TASK TO COMPLETE
Without the images, output each record below as it stands.

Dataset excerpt
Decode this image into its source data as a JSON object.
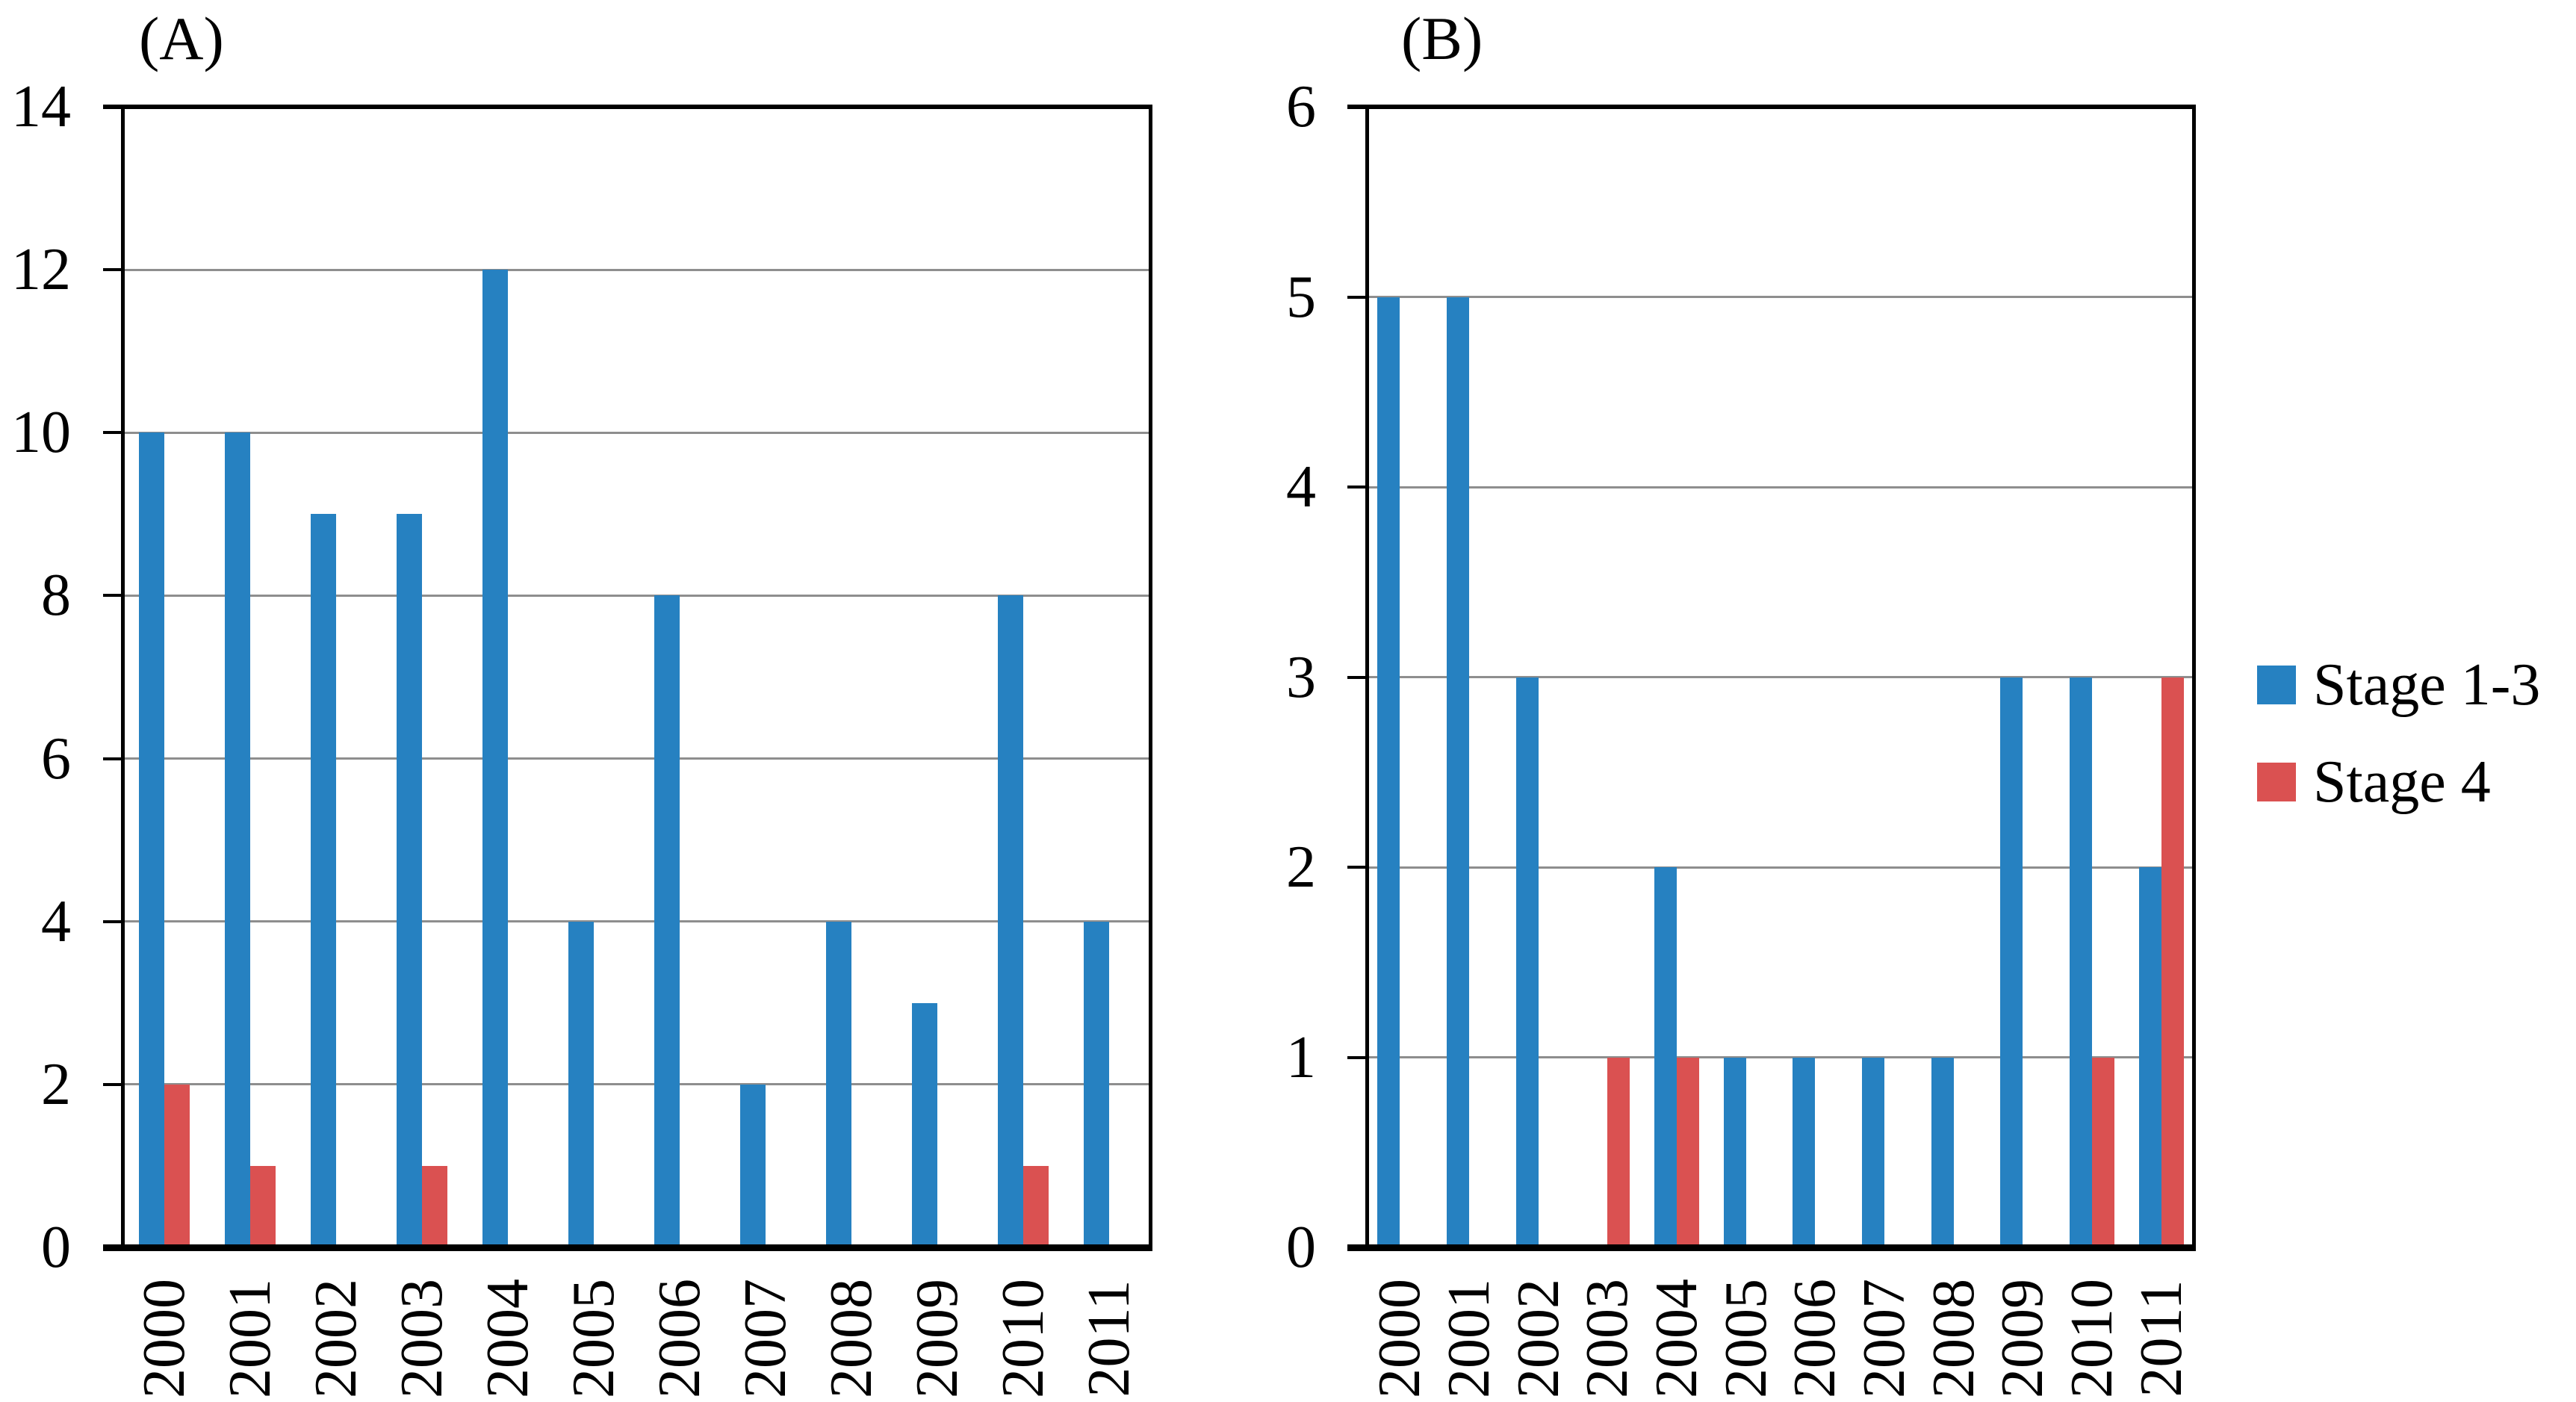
{
  "figure_description": "Two-panel grouped bar chart of counts per year (2000-2011), series Stage 1-3 (blue) and Stage 4 (red)",
  "colors": {
    "stage_1_3_blue": "#2681c1",
    "stage_4_red": "#da5151",
    "gridline_gray": "#8e8e8e",
    "axis_black": "#000000",
    "background": "#ffffff"
  },
  "legend": {
    "items": [
      {
        "label": "Stage 1-3",
        "color": "#2681c1"
      },
      {
        "label": "Stage 4",
        "color": "#da5151"
      }
    ],
    "position": "right-middle"
  },
  "chart_data": [
    {
      "type": "bar",
      "panel": "A",
      "title": "(A)",
      "categories": [
        "2000",
        "2001",
        "2002",
        "2003",
        "2004",
        "2005",
        "2006",
        "2007",
        "2008",
        "2009",
        "2010",
        "2011"
      ],
      "series": [
        {
          "name": "Stage 1-3",
          "color": "#2681c1",
          "values": [
            10,
            10,
            9,
            9,
            12,
            4,
            8,
            2,
            4,
            3,
            8,
            4
          ]
        },
        {
          "name": "Stage 4",
          "color": "#da5151",
          "values": [
            2,
            1,
            0,
            1,
            0,
            0,
            0,
            0,
            0,
            0,
            1,
            0
          ]
        }
      ],
      "xlabel": "",
      "ylabel": "",
      "ylim": [
        0,
        14
      ],
      "ytick_step": 2,
      "yticks": [
        0,
        2,
        4,
        6,
        8,
        10,
        12,
        14
      ],
      "grid": true,
      "legend_position": "none"
    },
    {
      "type": "bar",
      "panel": "B",
      "title": "(B)",
      "categories": [
        "2000",
        "2001",
        "2002",
        "2003",
        "2004",
        "2005",
        "2006",
        "2007",
        "2008",
        "2009",
        "2010",
        "2011"
      ],
      "series": [
        {
          "name": "Stage 1-3",
          "color": "#2681c1",
          "values": [
            5,
            5,
            3,
            0,
            2,
            1,
            1,
            1,
            1,
            3,
            3,
            2
          ]
        },
        {
          "name": "Stage 4",
          "color": "#da5151",
          "values": [
            0,
            0,
            0,
            1,
            1,
            0,
            0,
            0,
            0,
            0,
            1,
            3
          ]
        }
      ],
      "xlabel": "",
      "ylabel": "",
      "ylim": [
        0,
        6
      ],
      "ytick_step": 1,
      "yticks": [
        0,
        1,
        2,
        3,
        4,
        5,
        6
      ],
      "grid": true,
      "legend_position": "none"
    }
  ]
}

CORRECT ANSWER
Decode this image into its source data as a JSON object.
{
  "figure_description": "Two-panel grouped bar chart of counts per year (2000-2011), series Stage 1-3 (blue) and Stage 4 (red)",
  "colors": {
    "stage_1_3_blue": "#2681c1",
    "stage_4_red": "#da5151",
    "gridline_gray": "#8e8e8e",
    "axis_black": "#000000",
    "background": "#ffffff"
  },
  "legend": {
    "items": [
      {
        "label": "Stage 1-3",
        "color": "#2681c1"
      },
      {
        "label": "Stage 4",
        "color": "#da5151"
      }
    ],
    "position": "right-middle"
  },
  "chart_data": [
    {
      "type": "bar",
      "panel": "A",
      "title": "(A)",
      "categories": [
        "2000",
        "2001",
        "2002",
        "2003",
        "2004",
        "2005",
        "2006",
        "2007",
        "2008",
        "2009",
        "2010",
        "2011"
      ],
      "series": [
        {
          "name": "Stage 1-3",
          "color": "#2681c1",
          "values": [
            10,
            10,
            9,
            9,
            12,
            4,
            8,
            2,
            4,
            3,
            8,
            4
          ]
        },
        {
          "name": "Stage 4",
          "color": "#da5151",
          "values": [
            2,
            1,
            0,
            1,
            0,
            0,
            0,
            0,
            0,
            0,
            1,
            0
          ]
        }
      ],
      "xlabel": "",
      "ylabel": "",
      "ylim": [
        0,
        14
      ],
      "ytick_step": 2,
      "yticks": [
        0,
        2,
        4,
        6,
        8,
        10,
        12,
        14
      ],
      "grid": true,
      "legend_position": "none"
    },
    {
      "type": "bar",
      "panel": "B",
      "title": "(B)",
      "categories": [
        "2000",
        "2001",
        "2002",
        "2003",
        "2004",
        "2005",
        "2006",
        "2007",
        "2008",
        "2009",
        "2010",
        "2011"
      ],
      "series": [
        {
          "name": "Stage 1-3",
          "color": "#2681c1",
          "values": [
            5,
            5,
            3,
            0,
            2,
            1,
            1,
            1,
            1,
            3,
            3,
            2
          ]
        },
        {
          "name": "Stage 4",
          "color": "#da5151",
          "values": [
            0,
            0,
            0,
            1,
            1,
            0,
            0,
            0,
            0,
            0,
            1,
            3
          ]
        }
      ],
      "xlabel": "",
      "ylabel": "",
      "ylim": [
        0,
        6
      ],
      "ytick_step": 1,
      "yticks": [
        0,
        1,
        2,
        3,
        4,
        5,
        6
      ],
      "grid": true,
      "legend_position": "none"
    }
  ]
}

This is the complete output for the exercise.